Dataset rows about figures
━━━

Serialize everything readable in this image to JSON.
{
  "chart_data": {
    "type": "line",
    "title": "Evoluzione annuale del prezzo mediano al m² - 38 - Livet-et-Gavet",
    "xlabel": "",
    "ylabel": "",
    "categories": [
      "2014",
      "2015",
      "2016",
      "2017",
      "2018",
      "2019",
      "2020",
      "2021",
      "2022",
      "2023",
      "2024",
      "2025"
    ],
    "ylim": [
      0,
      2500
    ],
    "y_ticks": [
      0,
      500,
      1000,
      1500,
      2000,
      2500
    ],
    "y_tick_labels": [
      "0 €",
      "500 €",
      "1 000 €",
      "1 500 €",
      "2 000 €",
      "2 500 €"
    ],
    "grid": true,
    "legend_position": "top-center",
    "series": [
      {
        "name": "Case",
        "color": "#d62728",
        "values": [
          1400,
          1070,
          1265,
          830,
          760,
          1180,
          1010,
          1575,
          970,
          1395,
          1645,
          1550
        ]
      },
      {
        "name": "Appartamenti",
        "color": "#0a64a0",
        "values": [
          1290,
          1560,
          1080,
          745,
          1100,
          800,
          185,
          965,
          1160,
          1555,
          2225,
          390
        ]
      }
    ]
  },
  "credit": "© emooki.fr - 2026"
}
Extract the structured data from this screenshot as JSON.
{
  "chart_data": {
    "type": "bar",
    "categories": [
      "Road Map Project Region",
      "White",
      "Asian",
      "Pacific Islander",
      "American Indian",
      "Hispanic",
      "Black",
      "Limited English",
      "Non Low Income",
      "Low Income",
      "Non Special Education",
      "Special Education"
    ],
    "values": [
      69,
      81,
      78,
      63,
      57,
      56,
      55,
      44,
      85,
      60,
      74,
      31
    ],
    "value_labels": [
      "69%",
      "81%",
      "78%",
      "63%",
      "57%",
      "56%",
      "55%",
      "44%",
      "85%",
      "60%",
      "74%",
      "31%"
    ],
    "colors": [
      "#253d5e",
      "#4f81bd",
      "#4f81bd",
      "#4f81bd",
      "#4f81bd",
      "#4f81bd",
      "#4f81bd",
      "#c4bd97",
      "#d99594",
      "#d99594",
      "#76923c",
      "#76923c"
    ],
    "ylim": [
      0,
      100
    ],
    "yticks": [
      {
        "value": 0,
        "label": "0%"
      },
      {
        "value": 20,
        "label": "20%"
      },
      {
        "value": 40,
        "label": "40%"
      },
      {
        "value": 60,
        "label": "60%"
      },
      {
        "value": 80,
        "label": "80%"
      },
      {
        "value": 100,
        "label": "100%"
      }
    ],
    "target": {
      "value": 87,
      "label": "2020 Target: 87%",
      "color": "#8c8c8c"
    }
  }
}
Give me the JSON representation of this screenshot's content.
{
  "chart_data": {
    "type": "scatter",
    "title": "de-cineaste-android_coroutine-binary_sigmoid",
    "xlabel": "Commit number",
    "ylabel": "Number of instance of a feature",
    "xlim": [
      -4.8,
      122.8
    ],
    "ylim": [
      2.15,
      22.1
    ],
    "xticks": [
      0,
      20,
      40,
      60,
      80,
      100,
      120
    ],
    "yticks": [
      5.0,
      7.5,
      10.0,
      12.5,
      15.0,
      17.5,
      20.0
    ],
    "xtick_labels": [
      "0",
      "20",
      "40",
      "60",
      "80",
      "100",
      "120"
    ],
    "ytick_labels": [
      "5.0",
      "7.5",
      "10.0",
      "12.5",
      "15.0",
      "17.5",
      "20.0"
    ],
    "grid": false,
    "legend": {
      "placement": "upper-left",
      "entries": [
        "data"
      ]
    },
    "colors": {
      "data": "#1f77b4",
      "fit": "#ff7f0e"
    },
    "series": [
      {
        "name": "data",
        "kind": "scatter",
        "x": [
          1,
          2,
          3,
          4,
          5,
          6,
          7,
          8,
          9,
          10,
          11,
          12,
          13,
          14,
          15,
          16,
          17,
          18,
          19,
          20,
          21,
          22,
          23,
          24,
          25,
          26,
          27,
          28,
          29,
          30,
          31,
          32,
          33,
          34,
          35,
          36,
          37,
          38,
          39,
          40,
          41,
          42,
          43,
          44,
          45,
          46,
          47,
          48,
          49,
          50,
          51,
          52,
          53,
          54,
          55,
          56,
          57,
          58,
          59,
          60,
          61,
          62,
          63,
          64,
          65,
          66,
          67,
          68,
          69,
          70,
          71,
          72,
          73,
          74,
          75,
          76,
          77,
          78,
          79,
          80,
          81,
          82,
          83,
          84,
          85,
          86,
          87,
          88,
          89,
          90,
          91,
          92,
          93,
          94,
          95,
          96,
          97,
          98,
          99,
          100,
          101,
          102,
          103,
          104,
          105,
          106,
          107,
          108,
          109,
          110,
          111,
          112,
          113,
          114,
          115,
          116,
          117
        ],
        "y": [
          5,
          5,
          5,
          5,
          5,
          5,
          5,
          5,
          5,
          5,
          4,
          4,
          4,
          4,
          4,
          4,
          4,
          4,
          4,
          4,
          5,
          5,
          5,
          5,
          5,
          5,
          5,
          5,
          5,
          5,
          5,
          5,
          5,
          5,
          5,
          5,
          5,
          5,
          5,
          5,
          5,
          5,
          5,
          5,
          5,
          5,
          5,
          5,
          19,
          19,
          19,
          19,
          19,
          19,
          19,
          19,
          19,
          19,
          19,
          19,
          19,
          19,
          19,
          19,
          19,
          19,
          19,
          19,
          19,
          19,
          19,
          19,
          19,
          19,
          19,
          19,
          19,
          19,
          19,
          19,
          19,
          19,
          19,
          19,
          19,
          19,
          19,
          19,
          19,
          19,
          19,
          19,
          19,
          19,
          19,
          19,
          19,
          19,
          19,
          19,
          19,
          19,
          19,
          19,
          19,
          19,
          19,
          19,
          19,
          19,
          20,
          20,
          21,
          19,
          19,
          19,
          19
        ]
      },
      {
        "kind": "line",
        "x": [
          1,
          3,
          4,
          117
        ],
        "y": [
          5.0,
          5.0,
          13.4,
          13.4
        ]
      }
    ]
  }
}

━━━

Take the lines above and print them exactly.

Serialize everything readable in this image to JSON.
{
  "chart_data": {
    "type": "line",
    "title": "Evoluzione annuale del prezzo mediano al m² - 38 - Livet-et-Gavet",
    "xlabel": "",
    "ylabel": "",
    "categories": [
      "2014",
      "2015",
      "2016",
      "2017",
      "2018",
      "2019",
      "2020",
      "2021",
      "2022",
      "2023",
      "2024",
      "2025"
    ],
    "ylim": [
      0,
      2500
    ],
    "y_ticks": [
      0,
      500,
      1000,
      1500,
      2000,
      2500
    ],
    "y_tick_labels": [
      "0 €",
      "500 €",
      "1 000 €",
      "1 500 €",
      "2 000 €",
      "2 500 €"
    ],
    "grid": true,
    "legend_position": "top-center",
    "series": [
      {
        "name": "Case",
        "color": "#d62728",
        "values": [
          1400,
          1070,
          1265,
          830,
          760,
          1180,
          1010,
          1575,
          970,
          1395,
          1645,
          1550
        ]
      },
      {
        "name": "Appartamenti",
        "color": "#0a64a0",
        "values": [
          1290,
          1560,
          1080,
          745,
          1100,
          800,
          185,
          965,
          1160,
          1555,
          2225,
          390
        ]
      }
    ]
  },
  "credit": "© emooki.fr - 2026"
}
Extract the structured data from this screenshot as JSON.
{
  "chart_data": {
    "type": "bar",
    "categories": [
      "Road Map Project Region",
      "White",
      "Asian",
      "Pacific Islander",
      "American Indian",
      "Hispanic",
      "Black",
      "Limited English",
      "Non Low Income",
      "Low Income",
      "Non Special Education",
      "Special Education"
    ],
    "values": [
      69,
      81,
      78,
      63,
      57,
      56,
      55,
      44,
      85,
      60,
      74,
      31
    ],
    "value_labels": [
      "69%",
      "81%",
      "78%",
      "63%",
      "57%",
      "56%",
      "55%",
      "44%",
      "85%",
      "60%",
      "74%",
      "31%"
    ],
    "colors": [
      "#253d5e",
      "#4f81bd",
      "#4f81bd",
      "#4f81bd",
      "#4f81bd",
      "#4f81bd",
      "#4f81bd",
      "#c4bd97",
      "#d99594",
      "#d99594",
      "#76923c",
      "#76923c"
    ],
    "ylim": [
      0,
      100
    ],
    "yticks": [
      {
        "value": 0,
        "label": "0%"
      },
      {
        "value": 20,
        "label": "20%"
      },
      {
        "value": 40,
        "label": "40%"
      },
      {
        "value": 60,
        "label": "60%"
      },
      {
        "value": 80,
        "label": "80%"
      },
      {
        "value": 100,
        "label": "100%"
      }
    ],
    "target": {
      "value": 87,
      "label": "2020 Target: 87%",
      "color": "#8c8c8c"
    }
  }
}
Give me the JSON representation of this screenshot's content.
{
  "chart_data": {
    "type": "scatter",
    "title": "de-cineaste-android_coroutine-binary_sigmoid",
    "xlabel": "Commit number",
    "ylabel": "Number of instance of a feature",
    "xlim": [
      -4.8,
      122.8
    ],
    "ylim": [
      2.15,
      22.1
    ],
    "xticks": [
      0,
      20,
      40,
      60,
      80,
      100,
      120
    ],
    "yticks": [
      5.0,
      7.5,
      10.0,
      12.5,
      15.0,
      17.5,
      20.0
    ],
    "xtick_labels": [
      "0",
      "20",
      "40",
      "60",
      "80",
      "100",
      "120"
    ],
    "ytick_labels": [
      "5.0",
      "7.5",
      "10.0",
      "12.5",
      "15.0",
      "17.5",
      "20.0"
    ],
    "grid": false,
    "legend": {
      "placement": "upper-left",
      "entries": [
        "data"
      ]
    },
    "colors": {
      "data": "#1f77b4",
      "fit": "#ff7f0e"
    },
    "series": [
      {
        "name": "data",
        "kind": "scatter",
        "x": [
          1,
          2,
          3,
          4,
          5,
          6,
          7,
          8,
          9,
          10,
          11,
          12,
          13,
          14,
          15,
          16,
          17,
          18,
          19,
          20,
          21,
          22,
          23,
          24,
          25,
          26,
          27,
          28,
          29,
          30,
          31,
          32,
          33,
          34,
          35,
          36,
          37,
          38,
          39,
          40,
          41,
          42,
          43,
          44,
          45,
          46,
          47,
          48,
          49,
          50,
          51,
          52,
          53,
          54,
          55,
          56,
          57,
          58,
          59,
          60,
          61,
          62,
          63,
          64,
          65,
          66,
          67,
          68,
          69,
          70,
          71,
          72,
          73,
          74,
          75,
          76,
          77,
          78,
          79,
          80,
          81,
          82,
          83,
          84,
          85,
          86,
          87,
          88,
          89,
          90,
          91,
          92,
          93,
          94,
          95,
          96,
          97,
          98,
          99,
          100,
          101,
          102,
          103,
          104,
          105,
          106,
          107,
          108,
          109,
          110,
          111,
          112,
          113,
          114,
          115,
          116,
          117
        ],
        "y": [
          5,
          5,
          5,
          5,
          5,
          5,
          5,
          5,
          5,
          5,
          4,
          4,
          4,
          4,
          4,
          4,
          4,
          4,
          4,
          4,
          5,
          5,
          5,
          5,
          5,
          5,
          5,
          5,
          5,
          5,
          5,
          5,
          5,
          5,
          5,
          5,
          5,
          5,
          5,
          5,
          5,
          5,
          5,
          5,
          5,
          5,
          5,
          5,
          19,
          19,
          19,
          19,
          19,
          19,
          19,
          19,
          19,
          19,
          19,
          19,
          19,
          19,
          19,
          19,
          19,
          19,
          19,
          19,
          19,
          19,
          19,
          19,
          19,
          19,
          19,
          19,
          19,
          19,
          19,
          19,
          19,
          19,
          19,
          19,
          19,
          19,
          19,
          19,
          19,
          19,
          19,
          19,
          19,
          19,
          19,
          19,
          19,
          19,
          19,
          19,
          19,
          19,
          19,
          19,
          19,
          19,
          19,
          19,
          19,
          19,
          20,
          20,
          21,
          19,
          19,
          19,
          19
        ]
      },
      {
        "kind": "line",
        "x": [
          1,
          3,
          4,
          117
        ],
        "y": [
          5.0,
          5.0,
          13.4,
          13.4
        ]
      }
    ]
  }
}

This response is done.